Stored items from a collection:
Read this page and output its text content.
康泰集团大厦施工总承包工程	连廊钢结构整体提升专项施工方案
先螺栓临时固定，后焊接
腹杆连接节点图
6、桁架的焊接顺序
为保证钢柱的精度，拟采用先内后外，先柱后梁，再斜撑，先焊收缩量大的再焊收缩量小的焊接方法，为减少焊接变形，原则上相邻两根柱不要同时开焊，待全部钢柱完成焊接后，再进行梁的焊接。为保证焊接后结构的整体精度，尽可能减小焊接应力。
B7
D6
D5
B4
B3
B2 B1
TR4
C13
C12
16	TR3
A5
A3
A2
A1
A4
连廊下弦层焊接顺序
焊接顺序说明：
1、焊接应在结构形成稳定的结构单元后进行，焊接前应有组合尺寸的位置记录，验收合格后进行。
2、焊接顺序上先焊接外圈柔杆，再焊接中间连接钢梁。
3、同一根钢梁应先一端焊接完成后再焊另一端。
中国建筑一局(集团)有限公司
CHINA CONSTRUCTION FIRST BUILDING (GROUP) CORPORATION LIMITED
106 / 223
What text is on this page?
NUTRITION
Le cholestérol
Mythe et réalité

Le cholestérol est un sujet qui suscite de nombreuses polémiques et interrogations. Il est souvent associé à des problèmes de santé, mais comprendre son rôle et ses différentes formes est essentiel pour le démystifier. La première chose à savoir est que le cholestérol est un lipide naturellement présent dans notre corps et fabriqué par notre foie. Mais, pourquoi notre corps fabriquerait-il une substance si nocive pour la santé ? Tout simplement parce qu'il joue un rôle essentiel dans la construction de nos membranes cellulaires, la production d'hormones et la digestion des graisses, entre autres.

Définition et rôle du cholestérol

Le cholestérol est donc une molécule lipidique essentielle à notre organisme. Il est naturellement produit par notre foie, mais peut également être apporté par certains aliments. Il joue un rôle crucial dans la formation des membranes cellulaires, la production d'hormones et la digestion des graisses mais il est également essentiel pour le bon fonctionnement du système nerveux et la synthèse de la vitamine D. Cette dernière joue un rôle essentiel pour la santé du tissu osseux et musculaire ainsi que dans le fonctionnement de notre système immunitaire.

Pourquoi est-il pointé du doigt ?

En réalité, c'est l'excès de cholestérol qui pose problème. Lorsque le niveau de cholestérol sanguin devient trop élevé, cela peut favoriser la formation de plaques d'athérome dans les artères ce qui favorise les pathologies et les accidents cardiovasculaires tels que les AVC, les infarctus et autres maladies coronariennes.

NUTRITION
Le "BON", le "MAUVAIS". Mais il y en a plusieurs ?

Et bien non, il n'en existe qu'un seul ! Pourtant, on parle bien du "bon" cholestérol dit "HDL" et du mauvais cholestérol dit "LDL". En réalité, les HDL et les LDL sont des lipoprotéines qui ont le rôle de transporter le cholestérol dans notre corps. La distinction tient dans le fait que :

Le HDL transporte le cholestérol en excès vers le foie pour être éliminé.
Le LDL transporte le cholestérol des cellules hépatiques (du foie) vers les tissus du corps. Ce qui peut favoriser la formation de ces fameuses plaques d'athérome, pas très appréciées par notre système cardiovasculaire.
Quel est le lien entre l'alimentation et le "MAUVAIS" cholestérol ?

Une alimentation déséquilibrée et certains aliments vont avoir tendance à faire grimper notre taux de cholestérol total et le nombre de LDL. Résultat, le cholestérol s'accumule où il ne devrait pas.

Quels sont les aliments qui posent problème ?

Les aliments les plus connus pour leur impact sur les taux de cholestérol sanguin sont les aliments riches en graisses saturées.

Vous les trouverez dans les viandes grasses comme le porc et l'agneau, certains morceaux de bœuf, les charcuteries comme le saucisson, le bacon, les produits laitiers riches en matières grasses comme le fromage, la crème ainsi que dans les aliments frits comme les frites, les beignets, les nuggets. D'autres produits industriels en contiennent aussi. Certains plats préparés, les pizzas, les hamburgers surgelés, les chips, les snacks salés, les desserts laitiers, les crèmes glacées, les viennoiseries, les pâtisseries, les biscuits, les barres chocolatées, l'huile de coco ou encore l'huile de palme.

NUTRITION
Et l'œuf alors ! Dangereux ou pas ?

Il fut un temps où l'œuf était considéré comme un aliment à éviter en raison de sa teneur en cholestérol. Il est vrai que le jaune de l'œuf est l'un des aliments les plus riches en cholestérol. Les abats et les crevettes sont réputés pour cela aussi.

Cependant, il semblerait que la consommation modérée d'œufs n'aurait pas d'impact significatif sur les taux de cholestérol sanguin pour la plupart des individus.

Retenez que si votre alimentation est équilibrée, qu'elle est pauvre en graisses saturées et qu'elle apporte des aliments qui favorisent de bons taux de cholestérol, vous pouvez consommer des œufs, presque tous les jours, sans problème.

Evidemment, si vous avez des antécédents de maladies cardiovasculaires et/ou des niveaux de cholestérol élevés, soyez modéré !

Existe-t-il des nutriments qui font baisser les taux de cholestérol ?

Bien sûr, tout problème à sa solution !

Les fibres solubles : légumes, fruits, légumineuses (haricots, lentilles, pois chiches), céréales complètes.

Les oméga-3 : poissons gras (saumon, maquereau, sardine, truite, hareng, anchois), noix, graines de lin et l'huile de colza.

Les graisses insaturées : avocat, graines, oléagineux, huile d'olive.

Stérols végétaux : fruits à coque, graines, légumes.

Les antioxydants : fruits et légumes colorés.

Do this:
Restate the listing in full, word for word.

Task solution:
Read this page and output its text content.
康泰集团大厦施工总承包工程	连廊钢结构整体提升专项施工方案
先螺栓临时固定，后焊接
腹杆连接节点图
6、桁架的焊接顺序
为保证钢柱的精度，拟采用先内后外，先柱后梁，再斜撑，先焊收缩量大的再焊收缩量小的焊接方法，为减少焊接变形，原则上相邻两根柱不要同时开焊，待全部钢柱完成焊接后，再进行梁的焊接。为保证焊接后结构的整体精度，尽可能减小焊接应力。
B7
D6
D5
B4
B3
B2 B1
TR4
C13
C12
16	TR3
A5
A3
A2
A1
A4
连廊下弦层焊接顺序
焊接顺序说明：
1、焊接应在结构形成稳定的结构单元后进行，焊接前应有组合尺寸的位置记录，验收合格后进行。
2、焊接顺序上先焊接外圈柔杆，再焊接中间连接钢梁。
3、同一根钢梁应先一端焊接完成后再焊另一端。
中国建筑一局(集团)有限公司
CHINA CONSTRUCTION FIRST BUILDING (GROUP) CORPORATION LIMITED
106 / 223
What text is on this page?
NUTRITION
Le cholestérol
Mythe et réalité

Le cholestérol est un sujet qui suscite de nombreuses polémiques et interrogations. Il est souvent associé à des problèmes de santé, mais comprendre son rôle et ses différentes formes est essentiel pour le démystifier. La première chose à savoir est que le cholestérol est un lipide naturellement présent dans notre corps et fabriqué par notre foie. Mais, pourquoi notre corps fabriquerait-il une substance si nocive pour la santé ? Tout simplement parce qu'il joue un rôle essentiel dans la construction de nos membranes cellulaires, la production d'hormones et la digestion des graisses, entre autres.

Définition et rôle du cholestérol

Le cholestérol est donc une molécule lipidique essentielle à notre organisme. Il est naturellement produit par notre foie, mais peut également être apporté par certains aliments. Il joue un rôle crucial dans la formation des membranes cellulaires, la production d'hormones et la digestion des graisses mais il est également essentiel pour le bon fonctionnement du système nerveux et la synthèse de la vitamine D. Cette dernière joue un rôle essentiel pour la santé du tissu osseux et musculaire ainsi que dans le fonctionnement de notre système immunitaire.

Pourquoi est-il pointé du doigt ?

En réalité, c'est l'excès de cholestérol qui pose problème. Lorsque le niveau de cholestérol sanguin devient trop élevé, cela peut favoriser la formation de plaques d'athérome dans les artères ce qui favorise les pathologies et les accidents cardiovasculaires tels que les AVC, les infarctus et autres maladies coronariennes.

NUTRITION
Le "BON", le "MAUVAIS". Mais il y en a plusieurs ?

Et bien non, il n'en existe qu'un seul ! Pourtant, on parle bien du "bon" cholestérol dit "HDL" et du mauvais cholestérol dit "LDL". En réalité, les HDL et les LDL sont des lipoprotéines qui ont le rôle de transporter le cholestérol dans notre corps. La distinction tient dans le fait que :

Le HDL transporte le cholestérol en excès vers le foie pour être éliminé.
Le LDL transporte le cholestérol des cellules hépatiques (du foie) vers les tissus du corps. Ce qui peut favoriser la formation de ces fameuses plaques d'athérome, pas très appréciées par notre système cardiovasculaire.
Quel est le lien entre l'alimentation et le "MAUVAIS" cholestérol ?

Une alimentation déséquilibrée et certains aliments vont avoir tendance à faire grimper notre taux de cholestérol total et le nombre de LDL. Résultat, le cholestérol s'accumule où il ne devrait pas.

Quels sont les aliments qui posent problème ?

Les aliments les plus connus pour leur impact sur les taux de cholestérol sanguin sont les aliments riches en graisses saturées.

Vous les trouverez dans les viandes grasses comme le porc et l'agneau, certains morceaux de bœuf, les charcuteries comme le saucisson, le bacon, les produits laitiers riches en matières grasses comme le fromage, la crème ainsi que dans les aliments frits comme les frites, les beignets, les nuggets. D'autres produits industriels en contiennent aussi. Certains plats préparés, les pizzas, les hamburgers surgelés, les chips, les snacks salés, les desserts laitiers, les crèmes glacées, les viennoiseries, les pâtisseries, les biscuits, les barres chocolatées, l'huile de coco ou encore l'huile de palme.

NUTRITION
Et l'œuf alors ! Dangereux ou pas ?

Il fut un temps où l'œuf était considéré comme un aliment à éviter en raison de sa teneur en cholestérol. Il est vrai que le jaune de l'œuf est l'un des aliments les plus riches en cholestérol. Les abats et les crevettes sont réputés pour cela aussi.

Cependant, il semblerait que la consommation modérée d'œufs n'aurait pas d'impact significatif sur les taux de cholestérol sanguin pour la plupart des individus.

Retenez que si votre alimentation est équilibrée, qu'elle est pauvre en graisses saturées et qu'elle apporte des aliments qui favorisent de bons taux de cholestérol, vous pouvez consommer des œufs, presque tous les jours, sans problème.

Evidemment, si vous avez des antécédents de maladies cardiovasculaires et/ou des niveaux de cholestérol élevés, soyez modéré !

Existe-t-il des nutriments qui font baisser les taux de cholestérol ?

Bien sûr, tout problème à sa solution !

Les fibres solubles : légumes, fruits, légumineuses (haricots, lentilles, pois chiches), céréales complètes.

Les oméga-3 : poissons gras (saumon, maquereau, sardine, truite, hareng, anchois), noix, graines de lin et l'huile de colza.

Les graisses insaturées : avocat, graines, oléagineux, huile d'olive.

Stérols végétaux : fruits à coque, graines, légumes.

Les antioxydants : fruits et légumes colorés.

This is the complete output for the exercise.